◆ Aim of the task
Gather all lines in the entries that include the word "percussione".

◆ Records for this exercise
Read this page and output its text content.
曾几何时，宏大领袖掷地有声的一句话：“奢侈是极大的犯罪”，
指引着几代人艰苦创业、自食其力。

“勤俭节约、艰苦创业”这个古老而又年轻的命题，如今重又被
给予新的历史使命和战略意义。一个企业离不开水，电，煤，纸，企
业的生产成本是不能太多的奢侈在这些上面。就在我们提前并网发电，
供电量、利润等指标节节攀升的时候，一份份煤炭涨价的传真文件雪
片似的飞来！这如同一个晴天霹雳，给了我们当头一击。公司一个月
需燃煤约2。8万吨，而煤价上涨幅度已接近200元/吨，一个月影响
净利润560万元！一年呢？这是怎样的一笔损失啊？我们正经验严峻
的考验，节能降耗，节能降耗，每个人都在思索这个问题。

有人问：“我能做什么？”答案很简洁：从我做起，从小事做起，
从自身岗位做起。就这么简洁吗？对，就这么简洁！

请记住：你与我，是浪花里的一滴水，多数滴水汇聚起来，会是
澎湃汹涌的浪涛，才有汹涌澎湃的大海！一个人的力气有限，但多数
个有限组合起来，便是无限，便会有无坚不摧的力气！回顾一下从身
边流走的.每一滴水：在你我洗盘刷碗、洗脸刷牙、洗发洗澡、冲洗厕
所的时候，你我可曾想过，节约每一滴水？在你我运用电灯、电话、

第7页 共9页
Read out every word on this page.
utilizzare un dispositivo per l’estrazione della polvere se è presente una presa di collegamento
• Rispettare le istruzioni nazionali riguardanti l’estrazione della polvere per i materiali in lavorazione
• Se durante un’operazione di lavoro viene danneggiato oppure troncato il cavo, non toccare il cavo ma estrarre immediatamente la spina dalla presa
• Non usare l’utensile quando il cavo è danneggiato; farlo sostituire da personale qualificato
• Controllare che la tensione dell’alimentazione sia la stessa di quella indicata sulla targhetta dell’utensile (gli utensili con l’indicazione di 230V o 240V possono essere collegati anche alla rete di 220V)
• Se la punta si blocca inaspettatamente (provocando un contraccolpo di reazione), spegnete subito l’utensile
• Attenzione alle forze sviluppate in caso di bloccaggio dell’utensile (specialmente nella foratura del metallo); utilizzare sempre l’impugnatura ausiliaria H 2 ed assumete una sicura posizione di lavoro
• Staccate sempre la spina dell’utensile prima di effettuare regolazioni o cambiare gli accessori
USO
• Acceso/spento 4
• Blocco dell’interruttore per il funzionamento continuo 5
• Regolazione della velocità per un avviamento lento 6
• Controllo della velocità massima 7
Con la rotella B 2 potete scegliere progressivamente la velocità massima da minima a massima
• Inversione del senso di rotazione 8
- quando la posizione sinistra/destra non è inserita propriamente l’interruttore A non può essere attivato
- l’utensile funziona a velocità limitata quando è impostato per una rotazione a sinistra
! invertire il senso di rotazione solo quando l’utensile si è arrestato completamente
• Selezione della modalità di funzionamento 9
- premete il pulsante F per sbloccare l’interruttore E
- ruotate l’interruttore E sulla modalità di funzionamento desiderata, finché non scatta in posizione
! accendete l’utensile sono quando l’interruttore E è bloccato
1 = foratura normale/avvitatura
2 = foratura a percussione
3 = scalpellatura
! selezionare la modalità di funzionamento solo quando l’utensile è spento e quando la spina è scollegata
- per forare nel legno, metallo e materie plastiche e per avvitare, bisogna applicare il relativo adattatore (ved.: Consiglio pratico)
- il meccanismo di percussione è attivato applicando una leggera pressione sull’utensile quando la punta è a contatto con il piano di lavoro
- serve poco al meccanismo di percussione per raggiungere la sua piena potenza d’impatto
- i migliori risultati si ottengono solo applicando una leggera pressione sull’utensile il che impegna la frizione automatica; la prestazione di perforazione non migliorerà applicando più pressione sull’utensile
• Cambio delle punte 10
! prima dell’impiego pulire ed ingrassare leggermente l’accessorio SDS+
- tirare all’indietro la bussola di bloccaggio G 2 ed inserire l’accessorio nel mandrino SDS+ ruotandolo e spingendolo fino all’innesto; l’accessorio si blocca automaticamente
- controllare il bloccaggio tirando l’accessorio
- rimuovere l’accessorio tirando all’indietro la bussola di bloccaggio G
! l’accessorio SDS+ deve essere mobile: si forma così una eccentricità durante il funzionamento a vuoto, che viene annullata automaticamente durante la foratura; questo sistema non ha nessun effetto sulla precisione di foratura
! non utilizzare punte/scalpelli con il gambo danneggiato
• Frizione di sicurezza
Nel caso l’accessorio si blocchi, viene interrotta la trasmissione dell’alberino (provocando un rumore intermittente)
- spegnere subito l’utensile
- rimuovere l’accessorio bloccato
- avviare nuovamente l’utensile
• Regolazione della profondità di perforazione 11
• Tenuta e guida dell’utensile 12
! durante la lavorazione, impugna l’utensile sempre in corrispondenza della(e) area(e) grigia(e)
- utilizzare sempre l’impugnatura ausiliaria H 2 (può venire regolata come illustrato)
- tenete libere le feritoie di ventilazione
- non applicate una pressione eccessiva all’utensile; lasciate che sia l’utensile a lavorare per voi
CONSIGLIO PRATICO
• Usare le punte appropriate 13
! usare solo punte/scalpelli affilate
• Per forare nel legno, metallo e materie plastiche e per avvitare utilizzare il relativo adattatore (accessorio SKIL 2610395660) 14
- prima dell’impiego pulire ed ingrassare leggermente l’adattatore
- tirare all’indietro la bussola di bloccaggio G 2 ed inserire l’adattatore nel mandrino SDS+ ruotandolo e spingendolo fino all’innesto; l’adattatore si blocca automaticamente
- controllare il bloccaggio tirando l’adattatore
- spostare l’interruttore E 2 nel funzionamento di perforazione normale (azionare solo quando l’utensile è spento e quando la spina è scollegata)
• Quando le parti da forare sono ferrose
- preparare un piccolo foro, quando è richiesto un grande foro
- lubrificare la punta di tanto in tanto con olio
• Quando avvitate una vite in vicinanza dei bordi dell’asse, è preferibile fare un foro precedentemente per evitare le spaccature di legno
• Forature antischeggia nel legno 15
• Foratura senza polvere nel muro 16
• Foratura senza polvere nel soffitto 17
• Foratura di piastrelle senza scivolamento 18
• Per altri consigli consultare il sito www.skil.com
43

◆ Task solution
2 = foratura a percussione
- il meccanismo di percussione è attivato applicando una leggera pressione sull’utensile quando la punta è a contatto con il piano di lavoro
- serve poco al meccanismo di percussione per raggiungere la sua piena potenza d’impatto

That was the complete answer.